▶ [Directions for this task]
Restate the entire listing word for word.

Dataset entries
## start

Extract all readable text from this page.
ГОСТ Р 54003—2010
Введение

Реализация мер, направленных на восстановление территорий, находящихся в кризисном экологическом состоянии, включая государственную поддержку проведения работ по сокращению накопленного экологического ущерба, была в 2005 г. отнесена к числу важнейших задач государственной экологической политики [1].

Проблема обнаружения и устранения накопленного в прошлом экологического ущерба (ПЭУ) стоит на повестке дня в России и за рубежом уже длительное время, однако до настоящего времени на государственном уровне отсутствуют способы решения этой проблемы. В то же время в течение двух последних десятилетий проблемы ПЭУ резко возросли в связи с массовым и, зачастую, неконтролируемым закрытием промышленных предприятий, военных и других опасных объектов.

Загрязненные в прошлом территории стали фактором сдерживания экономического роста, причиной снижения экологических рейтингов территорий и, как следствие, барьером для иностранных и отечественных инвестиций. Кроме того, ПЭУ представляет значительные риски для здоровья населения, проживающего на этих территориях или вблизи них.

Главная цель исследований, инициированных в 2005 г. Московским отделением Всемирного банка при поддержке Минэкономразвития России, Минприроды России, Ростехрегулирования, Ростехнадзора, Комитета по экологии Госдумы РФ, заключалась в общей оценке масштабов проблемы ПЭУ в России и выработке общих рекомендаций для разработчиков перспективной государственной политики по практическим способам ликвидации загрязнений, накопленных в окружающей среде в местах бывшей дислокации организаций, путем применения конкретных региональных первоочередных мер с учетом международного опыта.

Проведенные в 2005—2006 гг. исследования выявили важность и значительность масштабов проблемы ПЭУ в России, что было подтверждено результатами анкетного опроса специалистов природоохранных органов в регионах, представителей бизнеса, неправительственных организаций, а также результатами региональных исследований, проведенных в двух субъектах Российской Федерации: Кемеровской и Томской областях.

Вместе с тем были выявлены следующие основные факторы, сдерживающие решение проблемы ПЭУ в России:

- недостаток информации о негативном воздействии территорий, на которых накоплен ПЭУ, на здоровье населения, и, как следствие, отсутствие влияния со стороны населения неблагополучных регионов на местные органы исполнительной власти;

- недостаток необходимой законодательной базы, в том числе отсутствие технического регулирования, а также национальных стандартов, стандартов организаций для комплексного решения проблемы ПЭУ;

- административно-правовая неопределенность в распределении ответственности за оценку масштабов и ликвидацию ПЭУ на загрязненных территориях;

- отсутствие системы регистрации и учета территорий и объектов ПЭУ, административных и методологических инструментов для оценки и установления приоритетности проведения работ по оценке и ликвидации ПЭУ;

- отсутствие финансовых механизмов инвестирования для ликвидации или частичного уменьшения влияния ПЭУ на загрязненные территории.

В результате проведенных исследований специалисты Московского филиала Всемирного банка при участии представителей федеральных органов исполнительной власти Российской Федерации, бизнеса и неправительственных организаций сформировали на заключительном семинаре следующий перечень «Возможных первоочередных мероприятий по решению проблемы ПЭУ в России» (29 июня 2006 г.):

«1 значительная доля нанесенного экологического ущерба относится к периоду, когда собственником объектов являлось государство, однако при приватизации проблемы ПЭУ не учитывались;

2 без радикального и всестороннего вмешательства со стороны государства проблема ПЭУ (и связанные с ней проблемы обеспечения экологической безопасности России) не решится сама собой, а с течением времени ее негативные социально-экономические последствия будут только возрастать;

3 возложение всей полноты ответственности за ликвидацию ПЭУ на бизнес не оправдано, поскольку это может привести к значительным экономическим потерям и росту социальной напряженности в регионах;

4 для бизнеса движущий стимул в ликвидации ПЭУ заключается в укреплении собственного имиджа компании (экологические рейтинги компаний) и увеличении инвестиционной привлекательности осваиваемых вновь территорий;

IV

## end

▶ [Result of the exercise]
Extract all readable text from this page.
ГОСТ Р 54003—2010
Введение

Реализация мер, направленных на восстановление территорий, находящихся в кризисном экологическом состоянии, включая государственную поддержку проведения работ по сокращению накопленного экологического ущерба, была в 2005 г. отнесена к числу важнейших задач государственной экологической политики [1].

Проблема обнаружения и устранения накопленного в прошлом экологического ущерба (ПЭУ) стоит на повестке дня в России и за рубежом уже длительное время, однако до настоящего времени на государственном уровне отсутствуют способы решения этой проблемы. В то же время в течение двух последних десятилетий проблемы ПЭУ резко возросли в связи с массовым и, зачастую, неконтролируемым закрытием промышленных предприятий, военных и других опасных объектов.

Загрязненные в прошлом территории стали фактором сдерживания экономического роста, причиной снижения экологических рейтингов территорий и, как следствие, барьером для иностранных и отечественных инвестиций. Кроме того, ПЭУ представляет значительные риски для здоровья населения, проживающего на этих территориях или вблизи них.

Главная цель исследований, инициированных в 2005 г. Московским отделением Всемирного банка при поддержке Минэкономразвития России, Минприроды России, Ростехрегулирования, Ростехнадзора, Комитета по экологии Госдумы РФ, заключалась в общей оценке масштабов проблемы ПЭУ в России и выработке общих рекомендаций для разработчиков перспективной государственной политики по практическим способам ликвидации загрязнений, накопленных в окружающей среде в местах бывшей дислокации организаций, путем применения конкретных региональных первоочередных мер с учетом международного опыта.

Проведенные в 2005—2006 гг. исследования выявили важность и значительность масштабов проблемы ПЭУ в России, что было подтверждено результатами анкетного опроса специалистов природоохранных органов в регионах, представителей бизнеса, неправительственных организаций, а также результатами региональных исследований, проведенных в двух субъектах Российской Федерации: Кемеровской и Томской областях.

Вместе с тем были выявлены следующие основные факторы, сдерживающие решение проблемы ПЭУ в России:

- недостаток информации о негативном воздействии территорий, на которых накоплен ПЭУ, на здоровье населения, и, как следствие, отсутствие влияния со стороны населения неблагополучных регионов на местные органы исполнительной власти;

- недостаток необходимой законодательной базы, в том числе отсутствие технического регулирования, а также национальных стандартов, стандартов организаций для комплексного решения проблемы ПЭУ;

- административно-правовая неопределенность в распределении ответственности за оценку масштабов и ликвидацию ПЭУ на загрязненных территориях;

- отсутствие системы регистрации и учета территорий и объектов ПЭУ, административных и методологических инструментов для оценки и установления приоритетности проведения работ по оценке и ликвидации ПЭУ;

- отсутствие финансовых механизмов инвестирования для ликвидации или частичного уменьшения влияния ПЭУ на загрязненные территории.

В результате проведенных исследований специалисты Московского филиала Всемирного банка при участии представителей федеральных органов исполнительной власти Российской Федерации, бизнеса и неправительственных организаций сформировали на заключительном семинаре следующий перечень «Возможных первоочередных мероприятий по решению проблемы ПЭУ в России» (29 июня 2006 г.):

«1 значительная доля нанесенного экологического ущерба относится к периоду, когда собственником объектов являлось государство, однако при приватизации проблемы ПЭУ не учитывались;

2 без радикального и всестороннего вмешательства со стороны государства проблема ПЭУ (и связанные с ней проблемы обеспечения экологической безопасности России) не решится сама собой, а с течением времени ее негативные социально-экономические последствия будут только возрастать;

3 возложение всей полноты ответственности за ликвидацию ПЭУ на бизнес не оправдано, поскольку это может привести к значительным экономическим потерям и росту социальной напряженности в регионах;

4 для бизнеса движущий стимул в ликвидации ПЭУ заключается в укреплении собственного имиджа компании (экологические рейтинги компаний) и увеличении инвестиционной привлекательности осваиваемых вновь территорий;

IV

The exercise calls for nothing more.